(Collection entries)
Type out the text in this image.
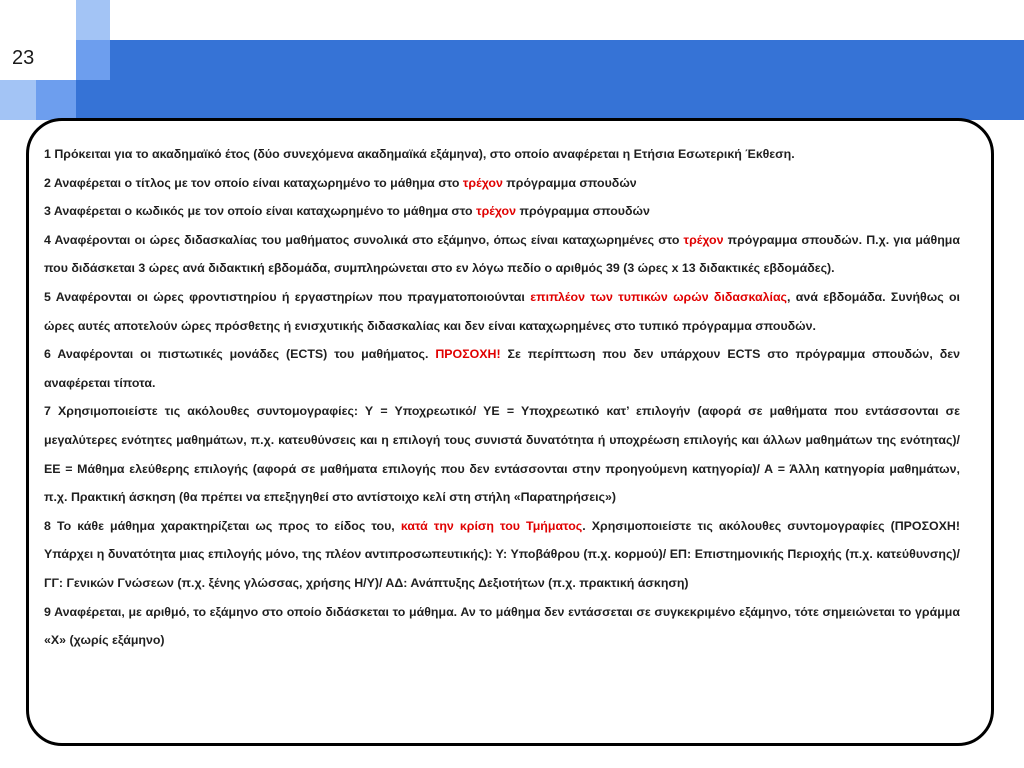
23

1 Πρόκειται για το ακαδημαϊκό έτος (δύο συνεχόμενα ακαδημαϊκά εξάμηνα), στο οποίο αναφέρεται η Ετήσια Εσωτερική Έκθεση.

2 Αναφέρεται ο τίτλος με τον οποίο είναι καταχωρημένο το μάθημα στο τρέχον πρόγραμμα σπουδών

3 Αναφέρεται ο κωδικός με τον οποίο είναι καταχωρημένο το μάθημα στο τρέχον πρόγραμμα σπουδών

4 Αναφέρονται οι ώρες διδασκαλίας του μαθήματος συνολικά στο εξάμηνο, όπως είναι καταχωρημένες στο τρέχον πρόγραμμα σπουδών. Π.χ. για μάθημα που διδάσκεται 3 ώρες ανά διδακτική εβδομάδα, συμπληρώνεται στο εν λόγω πεδίο ο αριθμός 39 (3 ώρες x 13 διδακτικές εβδομάδες).

5 Αναφέρονται οι ώρες φροντιστηρίου ή εργαστηρίων που πραγματοποιούνται επιπλέον των τυπικών ωρών διδασκαλίας, ανά εβδομάδα. Συνήθως οι ώρες αυτές αποτελούν ώρες πρόσθετης ή ενισχυτικής διδασκαλίας και δεν είναι καταχωρημένες στο τυπικό πρόγραμμα σπουδών.

6 Αναφέρονται οι πιστωτικές μονάδες (ECTS) του μαθήματος. ΠΡΟΣΟΧΗ! Σε περίπτωση που δεν υπάρχουν ECTS στο πρόγραμμα σπουδών, δεν αναφέρεται τίποτα.

7 Χρησιμοποιείστε τις ακόλουθες συντομογραφίες: Υ = Υποχρεωτικό/ ΥΕ = Υποχρεωτικό κατ’ επιλογήν (αφορά σε μαθήματα που εντάσσονται σε μεγαλύτερες ενότητες μαθημάτων, π.χ. κατευθύνσεις και η επιλογή τους συνιστά δυνατότητα ή υποχρέωση επιλογής και άλλων μαθημάτων της ενότητας)/ ΕΕ = Μάθημα ελεύθερης επιλογής (αφορά σε μαθήματα επιλογής που δεν εντάσσονται στην προηγούμενη κατηγορία)/ Α = Άλλη κατηγορία μαθημάτων, π.χ. Πρακτική άσκηση (θα πρέπει να επεξηγηθεί στο αντίστοιχο κελί στη στήλη «Παρατηρήσεις»)

8 Το κάθε μάθημα χαρακτηρίζεται ως προς το είδος του, κατά την κρίση του Τμήματος. Χρησιμοποιείστε τις ακόλουθες συντομογραφίες (ΠΡΟΣΟΧΗ! Υπάρχει η δυνατότητα μιας επιλογής μόνο, της πλέον αντιπροσωπευτικής): Υ: Υποβάθρου (π.χ. κορμού)/ ΕΠ: Επιστημονικής Περιοχής (π.χ. κατεύθυνσης)/ ΓΓ: Γενικών Γνώσεων (π.χ. ξένης γλώσσας, χρήσης Η/Υ)/ ΑΔ: Ανάπτυξης Δεξιοτήτων (π.χ. πρακτική άσκηση)

9 Αναφέρεται, με αριθμό, το εξάμηνο στο οποίο διδάσκεται το μάθημα. Αν το μάθημα δεν εντάσσεται σε συγκεκριμένο εξάμηνο, τότε σημειώνεται το γράμμα «Χ» (χωρίς εξάμηνο)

▶ _Work to do_
Make an exact copy of every record, pictures excluded.

▶ _The output_
Type out the text in this image.
23

1 Πρόκειται για το ακαδημαϊκό έτος (δύο συνεχόμενα ακαδημαϊκά εξάμηνα), στο οποίο αναφέρεται η Ετήσια Εσωτερική Έκθεση.

2 Αναφέρεται ο τίτλος με τον οποίο είναι καταχωρημένο το μάθημα στο τρέχον πρόγραμμα σπουδών

3 Αναφέρεται ο κωδικός με τον οποίο είναι καταχωρημένο το μάθημα στο τρέχον πρόγραμμα σπουδών

4 Αναφέρονται οι ώρες διδασκαλίας του μαθήματος συνολικά στο εξάμηνο, όπως είναι καταχωρημένες στο τρέχον πρόγραμμα σπουδών. Π.χ. για μάθημα που διδάσκεται 3 ώρες ανά διδακτική εβδομάδα, συμπληρώνεται στο εν λόγω πεδίο ο αριθμός 39 (3 ώρες x 13 διδακτικές εβδομάδες).

5 Αναφέρονται οι ώρες φροντιστηρίου ή εργαστηρίων που πραγματοποιούνται επιπλέον των τυπικών ωρών διδασκαλίας, ανά εβδομάδα. Συνήθως οι ώρες αυτές αποτελούν ώρες πρόσθετης ή ενισχυτικής διδασκαλίας και δεν είναι καταχωρημένες στο τυπικό πρόγραμμα σπουδών.

6 Αναφέρονται οι πιστωτικές μονάδες (ECTS) του μαθήματος. ΠΡΟΣΟΧΗ! Σε περίπτωση που δεν υπάρχουν ECTS στο πρόγραμμα σπουδών, δεν αναφέρεται τίποτα.

7 Χρησιμοποιείστε τις ακόλουθες συντομογραφίες: Υ = Υποχρεωτικό/ ΥΕ = Υποχρεωτικό κατ’ επιλογήν (αφορά σε μαθήματα που εντάσσονται σε μεγαλύτερες ενότητες μαθημάτων, π.χ. κατευθύνσεις και η επιλογή τους συνιστά δυνατότητα ή υποχρέωση επιλογής και άλλων μαθημάτων της ενότητας)/ ΕΕ = Μάθημα ελεύθερης επιλογής (αφορά σε μαθήματα επιλογής που δεν εντάσσονται στην προηγούμενη κατηγορία)/ Α = Άλλη κατηγορία μαθημάτων, π.χ. Πρακτική άσκηση (θα πρέπει να επεξηγηθεί στο αντίστοιχο κελί στη στήλη «Παρατηρήσεις»)

8 Το κάθε μάθημα χαρακτηρίζεται ως προς το είδος του, κατά την κρίση του Τμήματος. Χρησιμοποιείστε τις ακόλουθες συντομογραφίες (ΠΡΟΣΟΧΗ! Υπάρχει η δυνατότητα μιας επιλογής μόνο, της πλέον αντιπροσωπευτικής): Υ: Υποβάθρου (π.χ. κορμού)/ ΕΠ: Επιστημονικής Περιοχής (π.χ. κατεύθυνσης)/ ΓΓ: Γενικών Γνώσεων (π.χ. ξένης γλώσσας, χρήσης Η/Υ)/ ΑΔ: Ανάπτυξης Δεξιοτήτων (π.χ. πρακτική άσκηση)

9 Αναφέρεται, με αριθμό, το εξάμηνο στο οποίο διδάσκεται το μάθημα. Αν το μάθημα δεν εντάσσεται σε συγκεκριμένο εξάμηνο, τότε σημειώνεται το γράμμα «Χ» (χωρίς εξάμηνο)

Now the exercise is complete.